# Potrzebny admin gentoo do instalacji Z-Push

## Kordian

Witam!

Jak w temacie, trza uruchomić Z-Push (https://z-push.org, http://vwiki.co.uk/Z-Push_v2_with_Zimbra) na moim serwerze i chętnie kogoś na taką pracę zatrudnię.

Kontakt proszę na PW lub biuro@aquila-it.pl.

Dziękuję i pozdrawiam!

----------

## Kordian

Żadnych chętnych? Wszyscy zajęci? A ponoć w innym wątku się chwalicie, że wszystko działa i nie ma nic do roboty  :Smile: 

----------

## Jacekalex

A co tu do roboty, w drugim sznurku, który podałeś, jest wyłożona cała instalacja tego Z-pusha na przykładzie Ubuntu.

To zwykły skrypt PHP, który instalujesz na serwerze WWW z obsługą PHP jak np Wordpressa albo Joomlę.

Z resztą:

 *Quote:*   

> 
> 
> To gdzie Open source Z-Push przychodzi; to jest implementacją protokołu Microsoft ActiveSync, który służy "over-the-air" dla wielu platform ActiveSync zdolnych urządzeń, w tym Windows Phone, Apple iPhone i iPad, Android i Blackberry 10 urządzeń. Open source Z-Push umożliwia dowolny pakiet oparty na PHP grupowej stać się w pełni syncable z dowolnego urządzenia zgodnego z ActiveSync.
> 
> Jako projekt opensource GPL, pozwala programistom dodanie własnego zaplecza, tak, że Z-Push może komunikować się z ich rozwiązania do pracy grupowej.
> ...

 

Ja tu widzę raczej miejsce na serwer IMAP do poczty, CardDAV i CalDAV do  kontaktów i kalendarza zadań, względnie LDAP może się tam przydać.

Z resztą jest jasno napisane, że Zarafa Deutschland GmbH, odwaliła początki, czyli dobrze znane i opisane protokoły, używane w różnych aplikacjach, które są w repozytorium każdego Linuxa, 

a do prawdziwych problemów szuka "społeczności opensource", żeby ktoś za nich odwalił najtrudniejszą robotę.

Lepiej rzuć okiem na RoundCube i Davicala, bo coś mi się zdaje, że mają większe możliwości od tego Z-Pusha.

Pomijając marketoidalny bełkot tego Z-Pusha, to tu masz konkurencyjny projekt:

https://syncevolution.org/documentation/installation

Pozdro

----------

## Kordian

Ech, no i zaczyna się. Nie wiem, co w sobie mam, ale co forum, to przyciągam kłopoty.

POLECENIE 1: Przepisz dokładnie fragment wątku o instalacji Z-Push, zaczynając od „Dziękuję i pozdrawiam!” i kończąc na „na przykładzie Ubuntu.”.
Wątek i rekordy nie mają ze sobą żadnego związku.

Zapisane pozycje z kolekcji:
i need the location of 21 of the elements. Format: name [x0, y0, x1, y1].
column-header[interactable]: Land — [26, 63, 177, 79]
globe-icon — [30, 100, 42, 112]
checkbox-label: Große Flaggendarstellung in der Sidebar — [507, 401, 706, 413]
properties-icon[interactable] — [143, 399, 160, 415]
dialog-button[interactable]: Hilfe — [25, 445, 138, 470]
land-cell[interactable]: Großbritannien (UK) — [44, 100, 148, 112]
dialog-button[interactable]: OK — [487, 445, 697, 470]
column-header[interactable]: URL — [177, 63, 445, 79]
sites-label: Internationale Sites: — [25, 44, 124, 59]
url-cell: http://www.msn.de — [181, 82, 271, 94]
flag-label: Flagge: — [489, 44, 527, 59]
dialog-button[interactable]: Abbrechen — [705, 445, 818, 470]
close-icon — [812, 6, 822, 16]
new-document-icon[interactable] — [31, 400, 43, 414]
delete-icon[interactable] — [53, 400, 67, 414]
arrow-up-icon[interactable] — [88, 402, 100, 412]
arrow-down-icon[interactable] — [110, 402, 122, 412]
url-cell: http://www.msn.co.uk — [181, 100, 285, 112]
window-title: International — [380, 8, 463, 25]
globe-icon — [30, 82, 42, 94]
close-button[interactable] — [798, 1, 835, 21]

---

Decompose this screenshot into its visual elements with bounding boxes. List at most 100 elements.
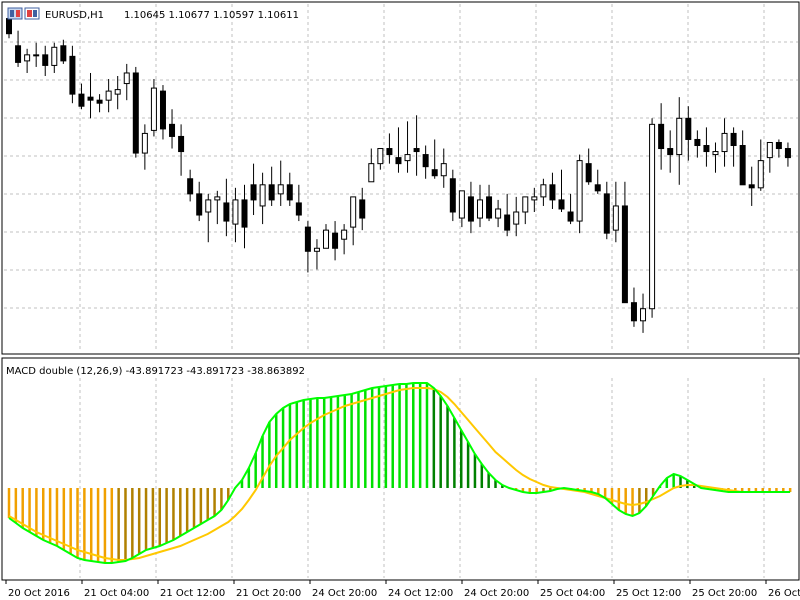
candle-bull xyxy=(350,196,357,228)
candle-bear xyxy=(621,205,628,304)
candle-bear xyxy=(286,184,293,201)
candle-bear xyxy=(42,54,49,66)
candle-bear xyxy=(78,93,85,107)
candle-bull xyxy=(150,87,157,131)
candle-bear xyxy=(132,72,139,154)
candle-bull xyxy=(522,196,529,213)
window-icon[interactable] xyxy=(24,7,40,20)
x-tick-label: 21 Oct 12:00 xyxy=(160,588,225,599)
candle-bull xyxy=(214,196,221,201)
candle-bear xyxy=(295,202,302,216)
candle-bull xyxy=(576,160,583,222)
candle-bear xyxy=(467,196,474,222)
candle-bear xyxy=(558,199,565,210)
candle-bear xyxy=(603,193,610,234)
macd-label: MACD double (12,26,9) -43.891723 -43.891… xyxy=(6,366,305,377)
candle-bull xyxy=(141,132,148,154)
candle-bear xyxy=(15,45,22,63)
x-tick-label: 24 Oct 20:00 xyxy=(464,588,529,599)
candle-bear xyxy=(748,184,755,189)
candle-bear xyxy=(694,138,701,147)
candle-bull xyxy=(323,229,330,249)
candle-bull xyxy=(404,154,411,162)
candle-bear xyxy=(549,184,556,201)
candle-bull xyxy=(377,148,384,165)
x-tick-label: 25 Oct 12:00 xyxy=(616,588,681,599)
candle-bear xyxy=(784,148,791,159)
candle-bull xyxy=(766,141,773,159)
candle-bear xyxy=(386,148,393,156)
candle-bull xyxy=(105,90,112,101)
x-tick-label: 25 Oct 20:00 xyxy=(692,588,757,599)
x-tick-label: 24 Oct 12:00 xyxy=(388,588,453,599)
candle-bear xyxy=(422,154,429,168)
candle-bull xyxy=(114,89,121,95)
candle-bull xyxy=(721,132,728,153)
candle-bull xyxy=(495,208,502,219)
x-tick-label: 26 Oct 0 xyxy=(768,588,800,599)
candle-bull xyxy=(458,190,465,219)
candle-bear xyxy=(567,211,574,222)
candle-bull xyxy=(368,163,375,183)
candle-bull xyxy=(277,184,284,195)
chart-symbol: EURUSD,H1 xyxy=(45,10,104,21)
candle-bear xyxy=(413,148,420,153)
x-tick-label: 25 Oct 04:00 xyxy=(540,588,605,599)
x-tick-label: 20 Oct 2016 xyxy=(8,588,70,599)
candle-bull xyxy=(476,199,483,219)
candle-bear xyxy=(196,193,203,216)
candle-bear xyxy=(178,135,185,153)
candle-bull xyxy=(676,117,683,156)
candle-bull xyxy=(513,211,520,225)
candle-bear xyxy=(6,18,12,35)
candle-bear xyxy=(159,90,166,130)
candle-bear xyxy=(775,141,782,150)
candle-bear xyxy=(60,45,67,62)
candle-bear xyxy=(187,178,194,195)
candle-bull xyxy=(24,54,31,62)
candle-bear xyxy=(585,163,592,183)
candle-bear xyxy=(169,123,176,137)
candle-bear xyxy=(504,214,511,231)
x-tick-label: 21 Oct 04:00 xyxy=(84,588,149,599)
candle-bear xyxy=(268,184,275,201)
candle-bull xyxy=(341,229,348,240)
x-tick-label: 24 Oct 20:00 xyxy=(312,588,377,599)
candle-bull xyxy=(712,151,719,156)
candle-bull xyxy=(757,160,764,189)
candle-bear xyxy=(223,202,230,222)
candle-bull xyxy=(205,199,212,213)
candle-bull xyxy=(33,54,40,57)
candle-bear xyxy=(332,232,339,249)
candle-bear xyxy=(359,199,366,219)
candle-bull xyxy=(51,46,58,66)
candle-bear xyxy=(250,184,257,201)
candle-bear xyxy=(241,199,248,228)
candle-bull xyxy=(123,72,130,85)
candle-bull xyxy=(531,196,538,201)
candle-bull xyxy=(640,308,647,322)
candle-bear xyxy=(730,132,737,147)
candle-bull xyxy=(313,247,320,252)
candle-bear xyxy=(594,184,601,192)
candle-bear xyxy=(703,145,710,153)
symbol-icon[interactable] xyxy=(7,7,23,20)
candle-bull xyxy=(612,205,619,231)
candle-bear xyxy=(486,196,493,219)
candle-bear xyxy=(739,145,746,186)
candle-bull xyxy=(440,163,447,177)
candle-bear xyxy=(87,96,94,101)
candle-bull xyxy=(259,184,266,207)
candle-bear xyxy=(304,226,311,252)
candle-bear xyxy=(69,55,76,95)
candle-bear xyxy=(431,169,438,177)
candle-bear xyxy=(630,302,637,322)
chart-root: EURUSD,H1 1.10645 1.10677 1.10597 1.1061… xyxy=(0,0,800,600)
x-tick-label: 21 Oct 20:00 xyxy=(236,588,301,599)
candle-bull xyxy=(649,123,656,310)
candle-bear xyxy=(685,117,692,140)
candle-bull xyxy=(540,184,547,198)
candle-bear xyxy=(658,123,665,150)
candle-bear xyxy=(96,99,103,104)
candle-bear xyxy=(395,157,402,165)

--

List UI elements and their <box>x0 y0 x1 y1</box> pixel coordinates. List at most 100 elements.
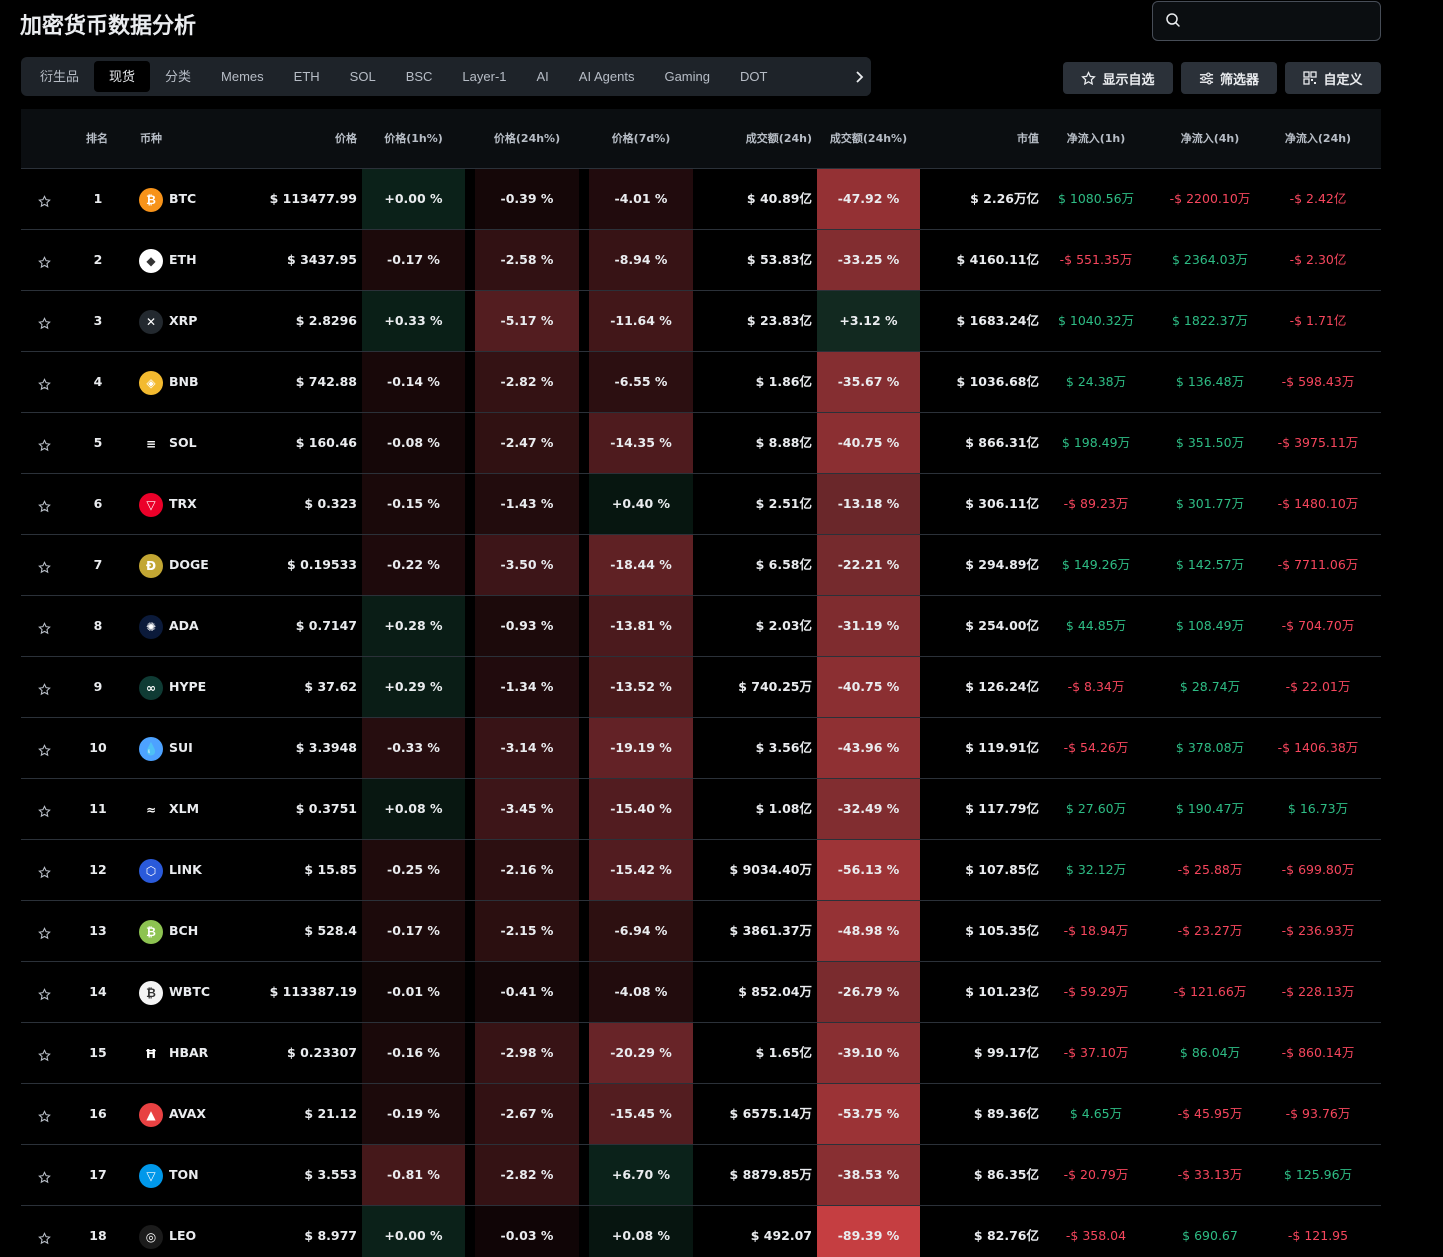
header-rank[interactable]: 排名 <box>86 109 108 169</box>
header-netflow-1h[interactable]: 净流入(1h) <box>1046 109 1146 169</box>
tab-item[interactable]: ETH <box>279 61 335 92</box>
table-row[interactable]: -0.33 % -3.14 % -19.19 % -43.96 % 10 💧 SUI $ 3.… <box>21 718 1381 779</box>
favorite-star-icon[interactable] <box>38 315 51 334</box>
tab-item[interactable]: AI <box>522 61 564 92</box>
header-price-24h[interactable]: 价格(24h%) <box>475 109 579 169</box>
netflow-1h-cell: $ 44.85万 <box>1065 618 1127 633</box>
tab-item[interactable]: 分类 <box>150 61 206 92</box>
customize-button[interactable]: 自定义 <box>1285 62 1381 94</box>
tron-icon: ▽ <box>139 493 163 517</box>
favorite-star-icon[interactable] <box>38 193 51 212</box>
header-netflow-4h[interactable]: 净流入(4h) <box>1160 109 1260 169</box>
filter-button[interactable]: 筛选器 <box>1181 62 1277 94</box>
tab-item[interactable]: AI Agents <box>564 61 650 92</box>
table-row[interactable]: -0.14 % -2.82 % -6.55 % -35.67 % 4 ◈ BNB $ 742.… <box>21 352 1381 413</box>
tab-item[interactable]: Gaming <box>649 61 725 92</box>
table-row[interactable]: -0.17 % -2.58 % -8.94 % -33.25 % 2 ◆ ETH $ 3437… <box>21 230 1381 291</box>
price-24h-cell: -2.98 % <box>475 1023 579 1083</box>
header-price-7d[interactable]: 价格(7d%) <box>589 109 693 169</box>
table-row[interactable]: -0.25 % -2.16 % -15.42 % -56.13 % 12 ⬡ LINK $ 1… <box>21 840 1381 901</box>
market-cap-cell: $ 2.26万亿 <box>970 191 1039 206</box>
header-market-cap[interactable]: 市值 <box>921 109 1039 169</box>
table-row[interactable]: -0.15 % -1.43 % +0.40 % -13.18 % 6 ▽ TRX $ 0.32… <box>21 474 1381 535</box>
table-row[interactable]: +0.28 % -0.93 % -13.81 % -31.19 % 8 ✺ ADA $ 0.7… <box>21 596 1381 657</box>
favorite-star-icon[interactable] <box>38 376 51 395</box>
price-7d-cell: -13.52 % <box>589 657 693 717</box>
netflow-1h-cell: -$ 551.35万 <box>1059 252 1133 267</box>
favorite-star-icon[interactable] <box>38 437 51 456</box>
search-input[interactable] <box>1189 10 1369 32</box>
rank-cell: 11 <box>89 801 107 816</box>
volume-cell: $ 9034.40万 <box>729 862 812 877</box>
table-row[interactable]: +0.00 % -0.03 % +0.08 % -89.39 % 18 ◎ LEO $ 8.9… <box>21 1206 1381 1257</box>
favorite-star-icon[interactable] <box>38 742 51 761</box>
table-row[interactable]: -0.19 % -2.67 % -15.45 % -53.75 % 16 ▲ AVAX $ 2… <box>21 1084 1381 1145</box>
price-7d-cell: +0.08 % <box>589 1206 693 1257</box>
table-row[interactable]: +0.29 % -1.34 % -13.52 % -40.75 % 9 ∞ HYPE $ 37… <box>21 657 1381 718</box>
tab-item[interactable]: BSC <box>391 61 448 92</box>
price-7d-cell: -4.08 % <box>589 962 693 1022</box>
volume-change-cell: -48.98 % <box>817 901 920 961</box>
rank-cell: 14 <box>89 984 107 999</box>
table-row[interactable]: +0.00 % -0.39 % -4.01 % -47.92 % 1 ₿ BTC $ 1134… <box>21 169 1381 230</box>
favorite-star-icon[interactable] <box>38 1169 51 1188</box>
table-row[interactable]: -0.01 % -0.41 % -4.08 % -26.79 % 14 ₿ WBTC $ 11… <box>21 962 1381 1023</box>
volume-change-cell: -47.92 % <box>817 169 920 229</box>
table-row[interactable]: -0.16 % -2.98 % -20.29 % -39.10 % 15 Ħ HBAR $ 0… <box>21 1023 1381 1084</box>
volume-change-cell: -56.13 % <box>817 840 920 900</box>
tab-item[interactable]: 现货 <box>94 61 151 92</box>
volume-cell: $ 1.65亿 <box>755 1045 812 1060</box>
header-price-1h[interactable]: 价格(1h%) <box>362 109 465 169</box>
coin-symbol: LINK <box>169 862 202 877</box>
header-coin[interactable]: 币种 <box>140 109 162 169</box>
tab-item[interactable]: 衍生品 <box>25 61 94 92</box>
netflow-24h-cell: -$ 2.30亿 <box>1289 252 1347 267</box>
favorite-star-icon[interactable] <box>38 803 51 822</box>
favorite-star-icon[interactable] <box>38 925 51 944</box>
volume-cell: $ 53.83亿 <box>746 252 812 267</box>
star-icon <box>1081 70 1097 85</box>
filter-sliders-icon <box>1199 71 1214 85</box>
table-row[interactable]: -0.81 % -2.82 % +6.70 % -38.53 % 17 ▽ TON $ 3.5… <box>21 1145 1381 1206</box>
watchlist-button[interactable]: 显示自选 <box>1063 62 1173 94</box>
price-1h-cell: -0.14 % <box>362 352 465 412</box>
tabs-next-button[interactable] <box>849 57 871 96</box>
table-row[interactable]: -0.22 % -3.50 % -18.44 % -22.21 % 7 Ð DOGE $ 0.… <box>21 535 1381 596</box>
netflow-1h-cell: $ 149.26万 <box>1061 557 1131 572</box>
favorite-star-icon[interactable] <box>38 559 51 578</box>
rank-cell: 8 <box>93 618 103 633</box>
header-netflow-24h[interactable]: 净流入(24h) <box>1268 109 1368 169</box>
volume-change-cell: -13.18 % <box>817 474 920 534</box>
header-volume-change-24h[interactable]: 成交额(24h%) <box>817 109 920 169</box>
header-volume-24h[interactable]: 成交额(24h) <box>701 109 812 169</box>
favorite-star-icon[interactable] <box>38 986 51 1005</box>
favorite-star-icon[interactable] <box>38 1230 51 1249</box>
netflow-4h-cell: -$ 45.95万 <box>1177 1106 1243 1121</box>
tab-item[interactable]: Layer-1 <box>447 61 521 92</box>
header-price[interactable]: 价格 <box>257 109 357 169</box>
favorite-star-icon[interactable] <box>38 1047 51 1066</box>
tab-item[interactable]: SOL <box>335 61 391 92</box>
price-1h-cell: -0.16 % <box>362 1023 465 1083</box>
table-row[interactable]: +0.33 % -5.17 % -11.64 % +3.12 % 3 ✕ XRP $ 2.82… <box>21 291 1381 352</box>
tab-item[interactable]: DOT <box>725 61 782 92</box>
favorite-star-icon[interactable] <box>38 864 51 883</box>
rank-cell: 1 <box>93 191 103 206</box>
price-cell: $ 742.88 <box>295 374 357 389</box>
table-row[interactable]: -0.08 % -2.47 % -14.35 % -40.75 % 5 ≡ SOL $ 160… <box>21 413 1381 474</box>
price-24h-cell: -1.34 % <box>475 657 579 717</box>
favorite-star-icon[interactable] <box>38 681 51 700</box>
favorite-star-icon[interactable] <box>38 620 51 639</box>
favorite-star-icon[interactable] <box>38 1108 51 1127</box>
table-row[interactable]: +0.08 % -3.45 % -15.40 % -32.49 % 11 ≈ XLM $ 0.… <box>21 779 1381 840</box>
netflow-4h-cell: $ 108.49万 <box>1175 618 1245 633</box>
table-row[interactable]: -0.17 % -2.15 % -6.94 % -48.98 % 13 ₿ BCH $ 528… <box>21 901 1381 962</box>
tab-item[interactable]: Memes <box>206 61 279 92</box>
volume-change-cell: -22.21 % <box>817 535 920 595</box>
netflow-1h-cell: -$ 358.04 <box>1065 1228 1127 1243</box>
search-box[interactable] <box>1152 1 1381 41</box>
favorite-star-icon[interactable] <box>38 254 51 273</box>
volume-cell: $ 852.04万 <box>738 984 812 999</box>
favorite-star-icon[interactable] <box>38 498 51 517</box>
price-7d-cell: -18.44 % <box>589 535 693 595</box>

POLECENIE 2: Zredaguj wiersze rekordów, zaczynając od wiersza zawierającego „i need the location” i kończąc na wierszu zawierającym „close-button[interactable] — [798, 1, 835, 21]”, oba włącznie. Zastąp w nich „dialog-button” przez „dialog-btn”, resztę zostaw bez zmian i podaj tylko te wiersze.

PEŁNA ODPOWIEDŹ 1:
Dziękuję i pozdrawiam!

----------

## Kordian

Żadnych chętnych? Wszyscy zajęci? A ponoć w innym wątku się chwalicie, że wszystko działa i nie ma nic do roboty  :Smile: 

----------

## Jacekalex

A co tu do roboty, w drugim sznurku, który podałeś, jest wyłożona cała instalacja tego Z-pusha na przykładzie Ubuntu.

PEŁNA ODPOWIEDŹ 2:
i need the location of 21 of the elements. Format: name [x0, y0, x1, y1].
column-header[interactable]: Land — [26, 63, 177, 79]
globe-icon — [30, 100, 42, 112]
checkbox-label: Große Flaggendarstellung in der Sidebar — [507, 401, 706, 413]
properties-icon[interactable] — [143, 399, 160, 415]
dialog-btn[interactable]: Hilfe — [25, 445, 138, 470]
land-cell[interactable]: Großbritannien (UK) — [44, 100, 148, 112]
dialog-btn[interactable]: OK — [487, 445, 697, 470]
column-header[interactable]: URL — [177, 63, 445, 79]
sites-label: Internationale Sites: — [25, 44, 124, 59]
url-cell: http://www.msn.de — [181, 82, 271, 94]
flag-label: Flagge: — [489, 44, 527, 59]
dialog-btn[interactable]: Abbrechen — [705, 445, 818, 470]
close-icon — [812, 6, 822, 16]
new-document-icon[interactable] — [31, 400, 43, 414]
delete-icon[interactable] — [53, 400, 67, 414]
arrow-up-icon[interactable] — [88, 402, 100, 412]
arrow-down-icon[interactable] — [110, 402, 122, 412]
url-cell: http://www.msn.co.uk — [181, 100, 285, 112]
window-title: International — [380, 8, 463, 25]
globe-icon — [30, 82, 42, 94]
close-button[interactable] — [798, 1, 835, 21]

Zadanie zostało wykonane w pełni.